## TASK GOAL
Search the data below for the word "Story" and copy each line that holds it.
+++++
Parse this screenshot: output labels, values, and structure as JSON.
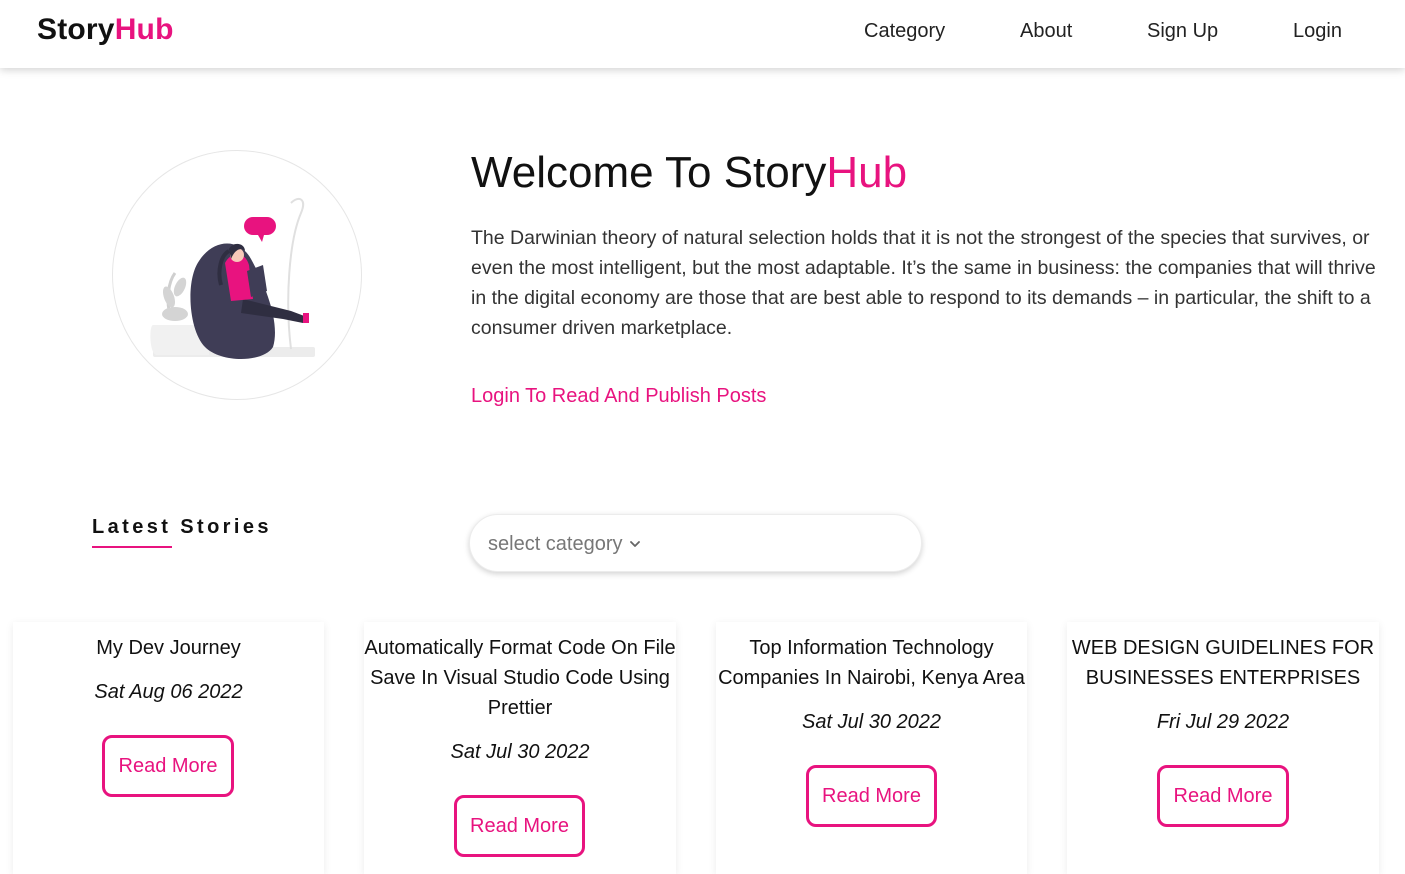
{
  "navbar": {
    "brand_part1": "Story",
    "brand_part2": "Hub",
    "links": [
      "Category",
      "About",
      "Sign Up",
      "Login"
    ]
  },
  "hero": {
    "title_part1": "Welcome To Story",
    "title_part2": "Hub",
    "text": "The Darwinian theory of natural selection holds that it is not the strongest of the species that survives, or even the most intelligent, but the most adaptable. It’s the same in business: the companies that will thrive in the digital economy are those that are best able to respond to its demands – in particular, the shift to a consumer driven marketplace.",
    "cta": "Login To Read And Publish Posts"
  },
  "latest": {
    "title": "Latest Stories",
    "select_placeholder": "select category"
  },
  "cards": [
    {
      "title": "My Dev Journey",
      "date": "Sat Aug 06 2022",
      "button": "Read More"
    },
    {
      "title": "Automatically Format Code On File Save In Visual Studio Code Using Prettier",
      "date": "Sat Jul 30 2022",
      "button": "Read More"
    },
    {
      "title": "Top Information Technology Companies In Nairobi, Kenya Area",
      "date": "Sat Jul 30 2022",
      "button": "Read More"
    },
    {
      "title": "WEB DESIGN GUIDELINES FOR BUSINESSES ENTERPRISES",
      "date": "Fri Jul 29 2022",
      "button": "Read More"
    }
  ],
  "colors": {
    "accent": "#e8137f",
    "text": "#111111",
    "muted": "#333333"
  },
  "icons": {
    "hero_illustration": "reading-person-illustration",
    "select_chevron": "chevron-down-icon"
  }
}
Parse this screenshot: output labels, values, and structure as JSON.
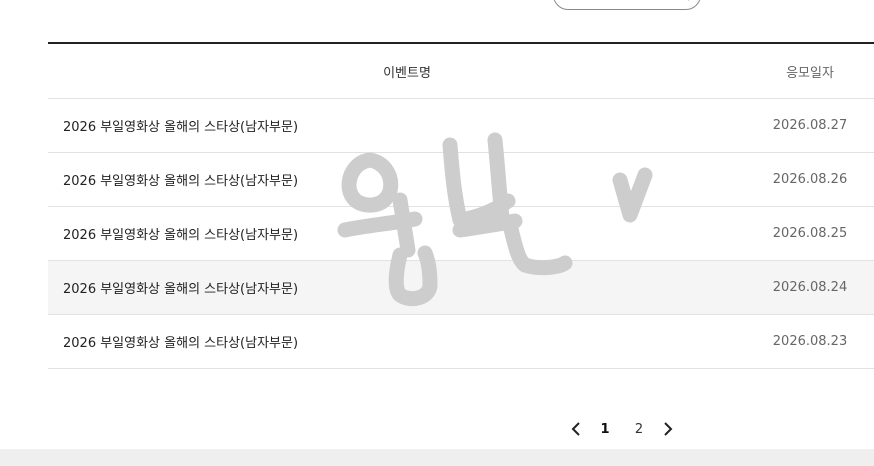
+++++
## EXERCISE SOLUTION
    "brand_part1": "Story",
    "title_part1": "Welcome To Story",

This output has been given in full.